::: TEXTE À LIRE :::
L’évaluation constructive qu’il conviendrait de développer est un espace réflexif permettant la compréhension des échelles de valeurs et des grilles de lecture des autres.

C’est cette prise de conscience réciproque et partagée qui permettra de définir les critères et les enjeux communs, les spécificités et les zones de médiation ou de négociation nécessaires pour concilier les différents intérêts en jeu : ceux des citoyens, des usagers, des agents, des élus…

Ce type de démarche vise à construire ses propres outils d’évaluation.

Chaque acteur aura à travailler sur des grilles d’analyse et de questionnement collectifs, sur les pratiques de travail, sur l’appréciation des prestations et sur les effets induits.

Les pistes d’action proposées existent déjà et se développement dans la plupart des secteurs de la vie économique.

Ces démarches sont particulièrement présentes dans le secteur public et associatif, on les voit apparaître dans le soin, la psychiatrie, l’éducation, l’insertion et le travail social.

Il s’agit de démarches réflexives, de co production d’outils et  de critères.

Ce sont des démarches d’apprentissage qui se redéfinissent et s’améliorent à l’épreuve de la confrontation avec le travail réalisé.

Elles permettent de donner un retour sur les politiques engagées, voire d’entraîner leur modification ou l’améliorations des démarches mise en œuvre.

Quelques exemples pour illustrer

L’analyse de pratiques professionnelles et le retour d’expérience. Selon Wikipédia, il s’agit d’une méthode de formation ou de perfectionnement fondée sur l'analyse d'expériences professionnelles, récentes ou en cours, présentées par leurs auteurs dans le cadre d'un groupe composé de personnes exerçant la même profession. Elle est utilisée le plus souvent des métiers comportant une composante relationnelle prédominante, tels que médecins, enseignants ou travailleurs sociaux, et postule que l'expérience est source de construction de savoirs.

Le co-développement professionnel, selon C. Champagne et A. Payette est « une approche de développement pour des personnes qui croient pouvoir apprendre les unes des autres afin d’améliorer leur pratique. La réflexion effectuée, individuellement et en groupe, est favorisée par un exercice structuré de consultation qui porte sur des problématiques actuelles vécues par les participants...
::: LIGNES EXTRAITES :::
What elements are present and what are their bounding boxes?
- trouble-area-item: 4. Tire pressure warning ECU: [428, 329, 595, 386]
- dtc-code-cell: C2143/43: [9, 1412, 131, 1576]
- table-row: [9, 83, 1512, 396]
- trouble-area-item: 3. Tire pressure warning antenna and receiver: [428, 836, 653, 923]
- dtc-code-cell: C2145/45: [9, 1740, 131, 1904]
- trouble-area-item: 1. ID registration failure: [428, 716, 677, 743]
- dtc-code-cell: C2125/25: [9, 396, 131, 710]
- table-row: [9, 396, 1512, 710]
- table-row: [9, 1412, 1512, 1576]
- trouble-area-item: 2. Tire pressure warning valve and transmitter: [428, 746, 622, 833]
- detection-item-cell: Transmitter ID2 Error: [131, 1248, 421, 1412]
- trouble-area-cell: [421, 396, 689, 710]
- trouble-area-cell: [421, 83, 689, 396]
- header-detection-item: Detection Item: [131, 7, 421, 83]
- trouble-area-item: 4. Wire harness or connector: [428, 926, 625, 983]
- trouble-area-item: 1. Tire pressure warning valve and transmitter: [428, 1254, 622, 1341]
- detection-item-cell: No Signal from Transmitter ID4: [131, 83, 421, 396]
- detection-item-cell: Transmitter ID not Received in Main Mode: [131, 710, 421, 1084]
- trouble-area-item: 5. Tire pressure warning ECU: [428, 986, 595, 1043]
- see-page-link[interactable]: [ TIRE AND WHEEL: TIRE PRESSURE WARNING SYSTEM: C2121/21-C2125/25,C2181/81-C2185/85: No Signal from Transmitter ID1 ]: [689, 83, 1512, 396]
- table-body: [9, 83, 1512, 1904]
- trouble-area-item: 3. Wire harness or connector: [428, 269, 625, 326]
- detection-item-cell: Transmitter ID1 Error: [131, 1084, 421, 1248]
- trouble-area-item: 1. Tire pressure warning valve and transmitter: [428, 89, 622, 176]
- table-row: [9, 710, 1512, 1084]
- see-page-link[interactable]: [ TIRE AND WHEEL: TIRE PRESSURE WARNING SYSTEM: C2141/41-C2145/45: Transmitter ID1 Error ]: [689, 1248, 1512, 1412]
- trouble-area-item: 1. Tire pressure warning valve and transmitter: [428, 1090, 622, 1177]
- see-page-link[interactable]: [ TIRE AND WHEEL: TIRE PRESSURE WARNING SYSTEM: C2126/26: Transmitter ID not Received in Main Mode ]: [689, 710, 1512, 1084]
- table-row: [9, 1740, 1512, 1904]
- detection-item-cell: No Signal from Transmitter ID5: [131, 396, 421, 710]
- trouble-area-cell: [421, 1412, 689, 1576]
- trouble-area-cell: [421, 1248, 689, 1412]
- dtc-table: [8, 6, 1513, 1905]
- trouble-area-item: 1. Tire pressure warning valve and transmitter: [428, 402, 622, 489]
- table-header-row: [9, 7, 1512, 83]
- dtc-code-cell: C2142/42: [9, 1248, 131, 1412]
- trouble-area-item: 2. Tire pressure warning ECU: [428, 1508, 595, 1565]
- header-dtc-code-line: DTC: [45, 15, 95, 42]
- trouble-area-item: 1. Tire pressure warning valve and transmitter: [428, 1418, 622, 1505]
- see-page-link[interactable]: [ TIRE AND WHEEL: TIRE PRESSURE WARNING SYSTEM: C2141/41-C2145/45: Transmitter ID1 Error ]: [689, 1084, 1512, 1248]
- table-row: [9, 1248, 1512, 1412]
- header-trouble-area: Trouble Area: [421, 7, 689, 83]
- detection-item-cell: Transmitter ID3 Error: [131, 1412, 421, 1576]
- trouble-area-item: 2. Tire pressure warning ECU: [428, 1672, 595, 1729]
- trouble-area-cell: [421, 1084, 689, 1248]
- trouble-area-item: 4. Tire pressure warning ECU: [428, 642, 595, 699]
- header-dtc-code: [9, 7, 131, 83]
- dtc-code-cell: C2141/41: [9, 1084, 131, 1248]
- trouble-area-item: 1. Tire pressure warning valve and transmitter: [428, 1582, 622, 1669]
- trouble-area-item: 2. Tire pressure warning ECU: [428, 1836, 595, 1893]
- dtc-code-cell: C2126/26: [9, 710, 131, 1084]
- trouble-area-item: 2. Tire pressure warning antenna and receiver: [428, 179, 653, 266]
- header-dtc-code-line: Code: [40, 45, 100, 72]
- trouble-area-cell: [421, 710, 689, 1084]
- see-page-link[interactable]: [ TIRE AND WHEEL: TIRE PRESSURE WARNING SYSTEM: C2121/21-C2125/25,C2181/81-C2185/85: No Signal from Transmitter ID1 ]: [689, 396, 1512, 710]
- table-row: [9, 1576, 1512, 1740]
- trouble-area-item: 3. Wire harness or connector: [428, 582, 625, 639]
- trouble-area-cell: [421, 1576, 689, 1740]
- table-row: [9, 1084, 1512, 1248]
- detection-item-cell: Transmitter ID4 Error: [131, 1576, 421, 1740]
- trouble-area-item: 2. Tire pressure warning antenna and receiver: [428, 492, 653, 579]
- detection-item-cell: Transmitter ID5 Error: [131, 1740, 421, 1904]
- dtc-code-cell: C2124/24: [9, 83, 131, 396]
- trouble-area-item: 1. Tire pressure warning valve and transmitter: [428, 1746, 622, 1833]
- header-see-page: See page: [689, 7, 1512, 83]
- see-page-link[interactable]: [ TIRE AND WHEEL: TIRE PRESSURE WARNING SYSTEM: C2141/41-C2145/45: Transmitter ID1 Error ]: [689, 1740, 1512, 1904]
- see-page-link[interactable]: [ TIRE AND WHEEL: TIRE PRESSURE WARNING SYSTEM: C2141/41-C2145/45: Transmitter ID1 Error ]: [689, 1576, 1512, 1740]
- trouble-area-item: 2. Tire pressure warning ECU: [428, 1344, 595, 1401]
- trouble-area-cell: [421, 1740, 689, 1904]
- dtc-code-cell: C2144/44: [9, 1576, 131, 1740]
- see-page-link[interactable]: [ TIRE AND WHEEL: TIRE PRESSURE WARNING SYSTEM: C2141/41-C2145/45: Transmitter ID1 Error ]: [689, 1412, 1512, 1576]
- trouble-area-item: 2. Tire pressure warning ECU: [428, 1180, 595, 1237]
:::
TRAVAIL À FAIRE
- A) Comment traduire en anglais la phrase « Ce type de démarche vise à construire ses propres outils d’évaluation. », tirée du texte sur l’évaluation constructive ?
- B) Quels métiers le texte sur l’évaluation constructive donne-t-il en exemple de métiers à composante relationnelle prédominante ?
- C) Les affirmations suivantes concordent-elles avec le texte sur l’évaluation constructive ? Répondez par oui ou non, en citant les mots du texte qui tranchent.
(i) L’analyse de pratiques professionnelles se déroule au sein d’un groupe de personnes qui exercent le même métier.
(ii) Les pistes d’action proposées sont entièrement nouvelles.
(iii) Dans le co-développement professionnel, la réflexion est uniquement individuelle.
Appuyez-vous uniquement sur le texte pour répondre.

RÉPONSES PAR TÂCHE
- A) This type of approach aims to build its own evaluation tools.

- B) Les médecins, les enseignants ou les travailleurs sociaux.

- C)
(i) Oui : « dans le cadre d'un groupe composé de personnes exerçant la même profession ».
(ii) Non : « Les pistes d’action proposées existent déjà ».
(iii) Non : « La réflexion effectuée, individuellement et en groupe ».